======== Records to use ========
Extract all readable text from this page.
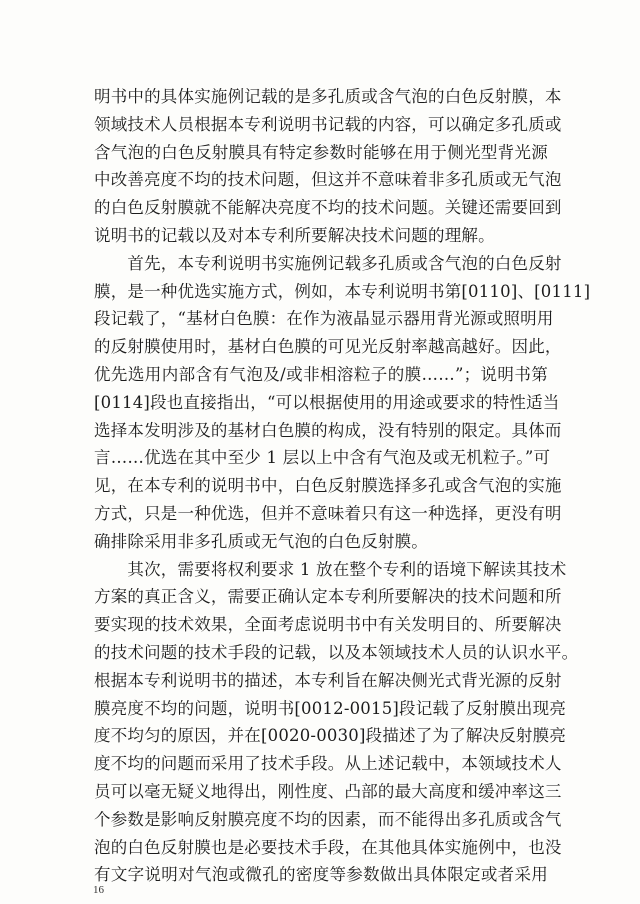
明书中的具体实施例记载的是多孔质或含气泡的白色反射膜，本
领域技术人员根据本专利说明书记载的内容，可以确定多孔质或
含气泡的白色反射膜具有特定参数时能够在用于侧光型背光源
中改善亮度不均的技术问题，但这并不意味着非多孔质或无气泡
的白色反射膜就不能解决亮度不均的技术问题。关键还需要回到
说明书的记载以及对本专利所要解决技术问题的理解。
　　首先，本专利说明书实施例记载多孔质或含气泡的白色反射
膜，是一种优选实施方式，例如，本专利说明书第[0110]、[0111]
段记载了，“基材白色膜：在作为液晶显示器用背光源或照明用
的反射膜使用时，基材白色膜的可见光反射率越高越好。因此，
优先选用内部含有气泡及/或非相溶粒子的膜……”；说明书第
[0114]段也直接指出，“可以根据使用的用途或要求的特性适当
选择本发明涉及的基材白色膜的构成，没有特别的限定。具体而
言……优选在其中至少 1 层以上中含有气泡及或无机粒子。”可
见，在本专利的说明书中，白色反射膜选择多孔或含气泡的实施
方式，只是一种优选，但并不意味着只有这一种选择，更没有明
确排除采用非多孔质或无气泡的白色反射膜。
　　其次，需要将权利要求 1 放在整个专利的语境下解读其技术
方案的真正含义，需要正确认定本专利所要解决的技术问题和所
要实现的技术效果，全面考虑说明书中有关发明目的、所要解决
的技术问题的技术手段的记载，以及本领域技术人员的认识水平。
根据本专利说明书的描述，本专利旨在解决侧光式背光源的反射
膜亮度不均的问题，说明书[0012-0015]段记载了反射膜出现亮
度不均匀的原因，并在[0020-0030]段描述了为了解决反射膜亮
度不均的问题而采用了技术手段。从上述记载中，本领域技术人
员可以毫无疑义地得出，刚性度、凸部的最大高度和缓冲率这三
个参数是影响反射膜亮度不均的因素，而不能得出多孔质或含气
泡的白色反射膜也是必要技术手段，在其他具体实施例中，也没
有文字说明对气泡或微孔的密度等参数做出具体限定或者采用
16
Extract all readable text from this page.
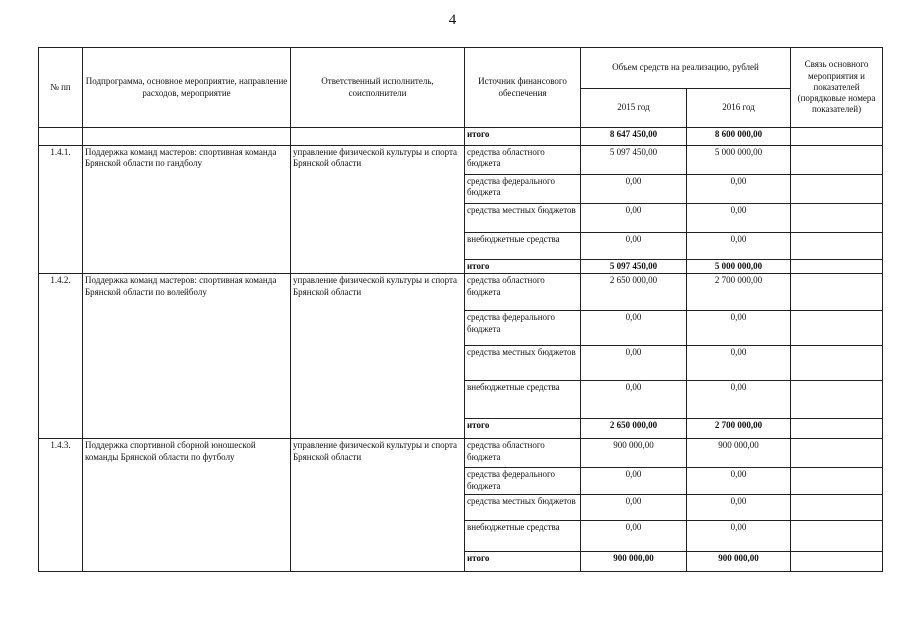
4
№ пп	Подпрограмма, основное мероприятие, направление расходов, мероприятие	Ответственный исполнитель, соисполнители	Источник финансового обеспечения	Объем средств на реализацию, рублей		Связь основного мероприятия и показателей (порядковые номера показателей)
				2015 год	2016 год	
			итого	8 647 450,00	8 600 000,00	
1.4.1.	Поддержка команд мастеров: спортивная команда Брянской области по гандболу	управление физической культуры и спорта Брянской области	средства областного бюджета	5 097 450,00	5 000 000,00	
			средства федерального бюджета	0,00	0,00	
			средства местных бюджетов	0,00	0,00	
			внебюджетные средства	0,00	0,00	
			итого	5 097 450,00	5 000 000,00	
1.4.2.	Поддержка команд мастеров: спортивная команда Брянской области по волейболу	управление физической культуры и спорта Брянской области	средства областного бюджета	2 650 000,00	2 700 000,00	
			средства федерального бюджета	0,00	0,00	
			средства местных бюджетов	0,00	0,00	
			внебюджетные средства	0,00	0,00	
			итого	2 650 000,00	2 700 000,00	
1.4.3.	Поддержка спортивной сборной юношеской команды Брянской области по футболу	управление физической культуры и спорта Брянской области	средства областного бюджета	900 000,00	900 000,00	
			средства федерального бюджета	0,00	0,00	
			средства местных бюджетов	0,00	0,00	
			внебюджетные средства	0,00	0,00	
			итого	900 000,00	900 000,00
========
#### Required work:
Copy each line of the preceding data that contains the string "спорта".

#### Finished exercise:
1.4.1.	Поддержка команд мастеров: спортивная команда Брянской области по гандболу	управление физической культуры и спорта Брянской области	средства областного бюджета	5 097 450,00	5 000 000,00	
1.4.2.	Поддержка команд мастеров: спортивная команда Брянской области по волейболу	управление физической культуры и спорта Брянской области	средства областного бюджета	2 650 000,00	2 700 000,00	
1.4.3.	Поддержка спортивной сборной юношеской команды Брянской области по футболу	управление физической культуры и спорта Брянской области	средства областного бюджета	900 000,00	900 000,00	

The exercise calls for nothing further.